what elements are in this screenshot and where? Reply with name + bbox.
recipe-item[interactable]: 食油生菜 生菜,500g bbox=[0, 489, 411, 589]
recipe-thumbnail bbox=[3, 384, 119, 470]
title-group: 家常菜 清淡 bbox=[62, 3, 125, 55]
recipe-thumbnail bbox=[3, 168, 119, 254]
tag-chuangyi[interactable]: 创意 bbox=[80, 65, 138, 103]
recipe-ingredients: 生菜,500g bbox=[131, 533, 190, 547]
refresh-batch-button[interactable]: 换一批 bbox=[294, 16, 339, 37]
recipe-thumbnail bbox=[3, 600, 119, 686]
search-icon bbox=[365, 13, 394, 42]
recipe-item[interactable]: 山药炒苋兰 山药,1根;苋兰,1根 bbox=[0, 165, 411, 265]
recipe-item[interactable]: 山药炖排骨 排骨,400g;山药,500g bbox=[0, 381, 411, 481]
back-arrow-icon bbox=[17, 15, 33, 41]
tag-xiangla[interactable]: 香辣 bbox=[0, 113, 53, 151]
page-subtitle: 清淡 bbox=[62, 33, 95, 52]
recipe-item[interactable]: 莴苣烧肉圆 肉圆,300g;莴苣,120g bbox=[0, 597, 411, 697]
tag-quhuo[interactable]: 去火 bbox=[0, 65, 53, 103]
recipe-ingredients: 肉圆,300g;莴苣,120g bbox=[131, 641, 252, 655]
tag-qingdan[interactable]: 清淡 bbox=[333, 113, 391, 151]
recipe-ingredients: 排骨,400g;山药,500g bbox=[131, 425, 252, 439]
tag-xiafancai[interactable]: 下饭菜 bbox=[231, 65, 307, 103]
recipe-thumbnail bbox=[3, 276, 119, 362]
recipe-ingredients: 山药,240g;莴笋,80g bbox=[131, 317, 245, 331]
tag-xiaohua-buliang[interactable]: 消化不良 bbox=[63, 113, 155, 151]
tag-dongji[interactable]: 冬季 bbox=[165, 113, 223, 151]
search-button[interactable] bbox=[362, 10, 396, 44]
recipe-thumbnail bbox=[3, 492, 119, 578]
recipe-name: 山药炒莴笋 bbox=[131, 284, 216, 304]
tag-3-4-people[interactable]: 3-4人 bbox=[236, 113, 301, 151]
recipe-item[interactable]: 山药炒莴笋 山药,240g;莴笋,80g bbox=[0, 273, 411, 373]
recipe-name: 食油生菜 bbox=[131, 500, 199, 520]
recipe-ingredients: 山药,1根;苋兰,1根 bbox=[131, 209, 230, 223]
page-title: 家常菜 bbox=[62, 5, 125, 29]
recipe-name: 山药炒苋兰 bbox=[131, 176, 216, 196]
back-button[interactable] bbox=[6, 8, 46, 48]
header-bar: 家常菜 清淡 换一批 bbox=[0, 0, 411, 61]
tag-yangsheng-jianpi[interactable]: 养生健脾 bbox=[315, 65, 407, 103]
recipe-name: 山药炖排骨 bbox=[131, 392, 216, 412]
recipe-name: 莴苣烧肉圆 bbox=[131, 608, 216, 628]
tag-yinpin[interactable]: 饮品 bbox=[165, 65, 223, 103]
○ ○ ○ ○ ○ ○ ○
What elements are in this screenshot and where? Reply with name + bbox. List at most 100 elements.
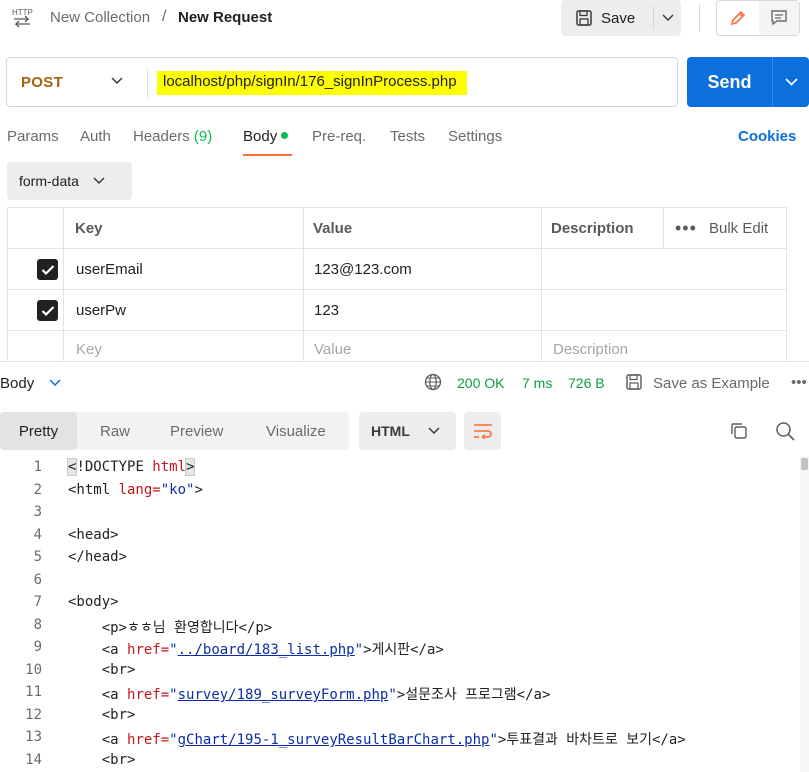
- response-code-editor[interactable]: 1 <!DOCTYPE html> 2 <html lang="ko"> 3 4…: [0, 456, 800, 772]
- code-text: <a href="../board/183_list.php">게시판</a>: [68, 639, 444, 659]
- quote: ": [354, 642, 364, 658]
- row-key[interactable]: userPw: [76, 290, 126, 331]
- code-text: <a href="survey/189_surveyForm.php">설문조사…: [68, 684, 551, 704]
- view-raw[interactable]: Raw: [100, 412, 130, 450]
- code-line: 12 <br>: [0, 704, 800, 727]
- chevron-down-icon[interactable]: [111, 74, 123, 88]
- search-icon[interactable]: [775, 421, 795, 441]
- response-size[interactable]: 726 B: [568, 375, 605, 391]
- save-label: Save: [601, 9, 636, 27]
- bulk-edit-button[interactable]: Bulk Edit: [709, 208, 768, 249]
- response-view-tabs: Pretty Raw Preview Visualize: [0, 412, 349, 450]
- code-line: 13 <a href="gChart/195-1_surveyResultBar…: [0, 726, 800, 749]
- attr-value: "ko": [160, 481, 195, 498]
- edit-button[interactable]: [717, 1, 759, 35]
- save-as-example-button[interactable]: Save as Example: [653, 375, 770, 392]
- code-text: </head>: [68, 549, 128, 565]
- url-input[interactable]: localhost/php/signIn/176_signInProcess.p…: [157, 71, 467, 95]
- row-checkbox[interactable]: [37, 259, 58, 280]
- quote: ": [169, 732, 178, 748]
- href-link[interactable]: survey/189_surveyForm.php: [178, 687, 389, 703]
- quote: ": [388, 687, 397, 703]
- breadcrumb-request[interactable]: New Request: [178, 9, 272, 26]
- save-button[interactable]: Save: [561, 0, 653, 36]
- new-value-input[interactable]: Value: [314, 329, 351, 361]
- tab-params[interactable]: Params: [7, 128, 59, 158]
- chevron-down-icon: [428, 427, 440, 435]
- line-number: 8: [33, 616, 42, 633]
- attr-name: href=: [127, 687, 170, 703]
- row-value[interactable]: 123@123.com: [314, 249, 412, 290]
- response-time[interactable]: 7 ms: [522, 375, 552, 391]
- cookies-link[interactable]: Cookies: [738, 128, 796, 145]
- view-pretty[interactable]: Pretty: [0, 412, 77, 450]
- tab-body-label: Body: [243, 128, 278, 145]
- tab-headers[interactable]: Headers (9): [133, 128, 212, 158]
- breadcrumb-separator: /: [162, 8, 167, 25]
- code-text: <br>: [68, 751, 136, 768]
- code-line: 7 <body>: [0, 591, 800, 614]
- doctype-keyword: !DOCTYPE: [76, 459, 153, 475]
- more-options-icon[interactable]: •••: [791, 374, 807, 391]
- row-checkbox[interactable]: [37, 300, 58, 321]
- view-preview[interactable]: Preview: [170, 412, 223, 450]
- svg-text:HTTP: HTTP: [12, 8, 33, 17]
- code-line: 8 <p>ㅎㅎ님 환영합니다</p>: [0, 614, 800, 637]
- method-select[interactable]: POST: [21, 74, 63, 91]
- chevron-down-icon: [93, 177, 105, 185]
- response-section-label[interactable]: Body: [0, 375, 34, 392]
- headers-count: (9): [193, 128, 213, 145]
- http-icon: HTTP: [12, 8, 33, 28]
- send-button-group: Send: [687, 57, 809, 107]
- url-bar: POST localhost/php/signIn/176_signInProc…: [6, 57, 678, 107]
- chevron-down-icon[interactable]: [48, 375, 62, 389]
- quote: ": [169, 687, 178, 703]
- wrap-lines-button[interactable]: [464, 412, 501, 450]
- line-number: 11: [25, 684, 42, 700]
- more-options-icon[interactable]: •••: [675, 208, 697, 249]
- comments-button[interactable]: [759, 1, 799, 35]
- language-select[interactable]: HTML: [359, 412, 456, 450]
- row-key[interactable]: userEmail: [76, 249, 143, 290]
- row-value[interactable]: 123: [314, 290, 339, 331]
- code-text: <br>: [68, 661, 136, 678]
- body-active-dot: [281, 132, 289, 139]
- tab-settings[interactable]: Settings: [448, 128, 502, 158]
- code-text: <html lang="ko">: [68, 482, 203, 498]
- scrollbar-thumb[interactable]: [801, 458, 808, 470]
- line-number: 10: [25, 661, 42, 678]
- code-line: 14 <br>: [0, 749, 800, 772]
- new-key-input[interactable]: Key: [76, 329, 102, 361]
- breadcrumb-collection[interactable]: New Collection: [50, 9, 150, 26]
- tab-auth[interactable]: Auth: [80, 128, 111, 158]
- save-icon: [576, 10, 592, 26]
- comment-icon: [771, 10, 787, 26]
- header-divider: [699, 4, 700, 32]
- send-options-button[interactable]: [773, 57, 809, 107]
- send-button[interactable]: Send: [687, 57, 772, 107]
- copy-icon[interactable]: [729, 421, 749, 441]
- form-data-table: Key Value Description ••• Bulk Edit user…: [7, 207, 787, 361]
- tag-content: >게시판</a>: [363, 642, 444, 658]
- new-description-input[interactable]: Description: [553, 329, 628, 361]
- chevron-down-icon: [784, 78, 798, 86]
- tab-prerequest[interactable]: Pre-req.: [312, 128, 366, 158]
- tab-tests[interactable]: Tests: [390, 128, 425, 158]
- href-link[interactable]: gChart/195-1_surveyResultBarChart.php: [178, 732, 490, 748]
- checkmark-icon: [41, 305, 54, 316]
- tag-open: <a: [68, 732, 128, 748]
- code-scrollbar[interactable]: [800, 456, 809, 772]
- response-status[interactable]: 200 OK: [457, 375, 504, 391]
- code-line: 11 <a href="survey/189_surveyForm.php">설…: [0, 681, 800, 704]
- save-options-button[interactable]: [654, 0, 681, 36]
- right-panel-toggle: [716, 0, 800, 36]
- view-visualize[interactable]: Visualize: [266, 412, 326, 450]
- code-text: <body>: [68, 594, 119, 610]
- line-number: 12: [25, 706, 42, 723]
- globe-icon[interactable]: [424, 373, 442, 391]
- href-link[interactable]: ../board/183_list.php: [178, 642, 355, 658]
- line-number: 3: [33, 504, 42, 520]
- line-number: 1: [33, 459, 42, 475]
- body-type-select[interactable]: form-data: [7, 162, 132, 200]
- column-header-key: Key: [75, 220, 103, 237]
○ ○ ○ ○ ○ ○ ○
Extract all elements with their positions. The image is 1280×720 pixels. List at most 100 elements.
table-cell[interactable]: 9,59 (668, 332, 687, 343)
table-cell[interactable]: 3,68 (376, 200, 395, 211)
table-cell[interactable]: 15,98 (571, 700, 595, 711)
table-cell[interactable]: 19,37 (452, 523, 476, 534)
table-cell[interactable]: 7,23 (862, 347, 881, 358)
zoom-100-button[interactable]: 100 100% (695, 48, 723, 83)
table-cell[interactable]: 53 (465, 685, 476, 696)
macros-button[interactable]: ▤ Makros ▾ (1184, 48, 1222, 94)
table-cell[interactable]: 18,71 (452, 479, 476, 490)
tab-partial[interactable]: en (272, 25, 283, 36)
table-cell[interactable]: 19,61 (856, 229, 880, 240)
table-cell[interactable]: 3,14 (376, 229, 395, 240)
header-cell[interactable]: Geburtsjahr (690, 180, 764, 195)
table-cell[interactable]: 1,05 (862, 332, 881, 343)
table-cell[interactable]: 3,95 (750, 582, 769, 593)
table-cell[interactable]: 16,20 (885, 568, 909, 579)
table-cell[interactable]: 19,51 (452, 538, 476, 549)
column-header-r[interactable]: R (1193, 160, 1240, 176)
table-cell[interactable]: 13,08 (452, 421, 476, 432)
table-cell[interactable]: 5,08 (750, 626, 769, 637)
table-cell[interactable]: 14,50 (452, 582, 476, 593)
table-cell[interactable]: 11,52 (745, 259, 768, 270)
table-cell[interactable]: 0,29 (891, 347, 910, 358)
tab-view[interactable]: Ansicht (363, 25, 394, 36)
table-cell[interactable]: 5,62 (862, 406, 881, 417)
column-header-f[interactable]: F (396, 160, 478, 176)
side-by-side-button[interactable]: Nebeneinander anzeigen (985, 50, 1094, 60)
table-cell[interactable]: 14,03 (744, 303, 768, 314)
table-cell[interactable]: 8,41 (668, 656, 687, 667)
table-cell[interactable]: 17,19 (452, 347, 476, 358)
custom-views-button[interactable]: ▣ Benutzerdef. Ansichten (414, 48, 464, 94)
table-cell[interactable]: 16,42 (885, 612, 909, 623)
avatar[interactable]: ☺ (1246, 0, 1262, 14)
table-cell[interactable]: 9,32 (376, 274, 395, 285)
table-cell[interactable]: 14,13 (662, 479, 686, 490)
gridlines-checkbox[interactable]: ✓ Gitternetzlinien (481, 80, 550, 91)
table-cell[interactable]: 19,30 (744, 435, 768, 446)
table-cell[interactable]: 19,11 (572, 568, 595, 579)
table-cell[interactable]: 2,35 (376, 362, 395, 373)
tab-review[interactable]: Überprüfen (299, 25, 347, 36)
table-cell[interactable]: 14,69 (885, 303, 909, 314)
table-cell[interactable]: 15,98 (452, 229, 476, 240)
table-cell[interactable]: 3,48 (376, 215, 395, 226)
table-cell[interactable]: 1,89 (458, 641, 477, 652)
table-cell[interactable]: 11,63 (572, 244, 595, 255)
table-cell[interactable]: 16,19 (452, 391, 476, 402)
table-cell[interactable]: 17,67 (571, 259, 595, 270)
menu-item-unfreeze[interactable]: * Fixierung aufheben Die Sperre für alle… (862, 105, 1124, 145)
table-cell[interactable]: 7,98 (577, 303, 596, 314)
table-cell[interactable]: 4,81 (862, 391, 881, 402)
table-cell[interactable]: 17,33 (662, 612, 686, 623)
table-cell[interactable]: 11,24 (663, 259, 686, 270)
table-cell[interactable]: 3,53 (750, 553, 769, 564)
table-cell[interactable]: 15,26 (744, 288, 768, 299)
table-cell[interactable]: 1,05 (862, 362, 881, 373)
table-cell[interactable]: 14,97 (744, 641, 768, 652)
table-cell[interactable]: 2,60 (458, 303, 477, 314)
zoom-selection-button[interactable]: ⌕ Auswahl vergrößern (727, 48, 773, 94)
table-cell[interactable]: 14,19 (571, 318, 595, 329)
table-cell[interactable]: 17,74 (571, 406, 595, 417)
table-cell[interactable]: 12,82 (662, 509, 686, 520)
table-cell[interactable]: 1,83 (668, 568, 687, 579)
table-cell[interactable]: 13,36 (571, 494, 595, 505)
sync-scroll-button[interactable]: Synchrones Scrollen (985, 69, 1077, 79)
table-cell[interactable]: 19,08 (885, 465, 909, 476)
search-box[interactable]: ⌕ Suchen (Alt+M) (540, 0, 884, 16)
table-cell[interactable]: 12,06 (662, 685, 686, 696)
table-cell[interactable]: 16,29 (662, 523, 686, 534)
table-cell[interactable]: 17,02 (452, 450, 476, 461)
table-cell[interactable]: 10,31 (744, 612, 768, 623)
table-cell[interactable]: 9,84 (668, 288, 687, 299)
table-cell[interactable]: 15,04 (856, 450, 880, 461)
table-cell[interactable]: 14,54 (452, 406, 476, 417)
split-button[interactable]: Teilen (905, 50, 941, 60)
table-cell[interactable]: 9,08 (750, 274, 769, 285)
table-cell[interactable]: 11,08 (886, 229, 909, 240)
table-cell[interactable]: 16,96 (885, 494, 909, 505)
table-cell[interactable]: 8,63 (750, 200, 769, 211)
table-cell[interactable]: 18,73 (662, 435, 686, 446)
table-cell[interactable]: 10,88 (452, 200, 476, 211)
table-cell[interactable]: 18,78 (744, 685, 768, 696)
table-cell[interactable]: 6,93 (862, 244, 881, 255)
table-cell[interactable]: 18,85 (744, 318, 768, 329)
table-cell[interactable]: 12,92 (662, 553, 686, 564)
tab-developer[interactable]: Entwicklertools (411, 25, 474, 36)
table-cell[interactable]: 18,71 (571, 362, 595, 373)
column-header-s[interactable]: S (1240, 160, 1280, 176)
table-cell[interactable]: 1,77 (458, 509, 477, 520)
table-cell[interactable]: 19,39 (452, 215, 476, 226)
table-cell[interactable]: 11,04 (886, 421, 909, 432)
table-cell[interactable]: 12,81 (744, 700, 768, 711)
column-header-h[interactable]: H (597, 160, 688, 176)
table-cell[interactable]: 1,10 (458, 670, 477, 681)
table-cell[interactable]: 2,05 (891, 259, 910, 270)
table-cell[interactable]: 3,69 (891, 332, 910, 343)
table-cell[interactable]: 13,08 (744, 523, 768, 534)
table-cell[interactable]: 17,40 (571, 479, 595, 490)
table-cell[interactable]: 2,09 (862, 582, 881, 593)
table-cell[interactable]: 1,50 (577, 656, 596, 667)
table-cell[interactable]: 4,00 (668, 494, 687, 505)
○ ○ ○ ○ ○ ○ ○
任务:
把列表中从含“Extract all elements”的那一行一直到含“side-by-side-button[interactable]: Nebeneinander anzeigen”的那一行重新写出，其中的“Geburtsjahr”换成“Geburtsdatum”，其余内容保持不变。

解答:
Extract all elements with their positions. The image is 1280×720 pixels. List at most 100 elements.
table-cell[interactable]: 9,59 (668, 332, 687, 343)
table-cell[interactable]: 3,68 (376, 200, 395, 211)
table-cell[interactable]: 15,98 (571, 700, 595, 711)
table-cell[interactable]: 19,37 (452, 523, 476, 534)
table-cell[interactable]: 7,23 (862, 347, 881, 358)
zoom-100-button[interactable]: 100 100% (695, 48, 723, 83)
table-cell[interactable]: 53 (465, 685, 476, 696)
macros-button[interactable]: ▤ Makros ▾ (1184, 48, 1222, 94)
table-cell[interactable]: 18,71 (452, 479, 476, 490)
tab-partial[interactable]: en (272, 25, 283, 36)
table-cell[interactable]: 19,61 (856, 229, 880, 240)
table-cell[interactable]: 3,14 (376, 229, 395, 240)
header-cell[interactable]: Geburtsdatum (690, 180, 764, 195)
table-cell[interactable]: 1,05 (862, 332, 881, 343)
table-cell[interactable]: 3,95 (750, 582, 769, 593)
table-cell[interactable]: 16,20 (885, 568, 909, 579)
table-cell[interactable]: 19,51 (452, 538, 476, 549)
column-header-r[interactable]: R (1193, 160, 1240, 176)
table-cell[interactable]: 13,08 (452, 421, 476, 432)
table-cell[interactable]: 5,08 (750, 626, 769, 637)
table-cell[interactable]: 14,50 (452, 582, 476, 593)
table-cell[interactable]: 11,52 (745, 259, 768, 270)
table-cell[interactable]: 0,29 (891, 347, 910, 358)
tab-view[interactable]: Ansicht (363, 25, 394, 36)
table-cell[interactable]: 5,62 (862, 406, 881, 417)
column-header-f[interactable]: F (396, 160, 478, 176)
side-by-side-button[interactable]: Nebeneinander anzeigen (985, 50, 1094, 60)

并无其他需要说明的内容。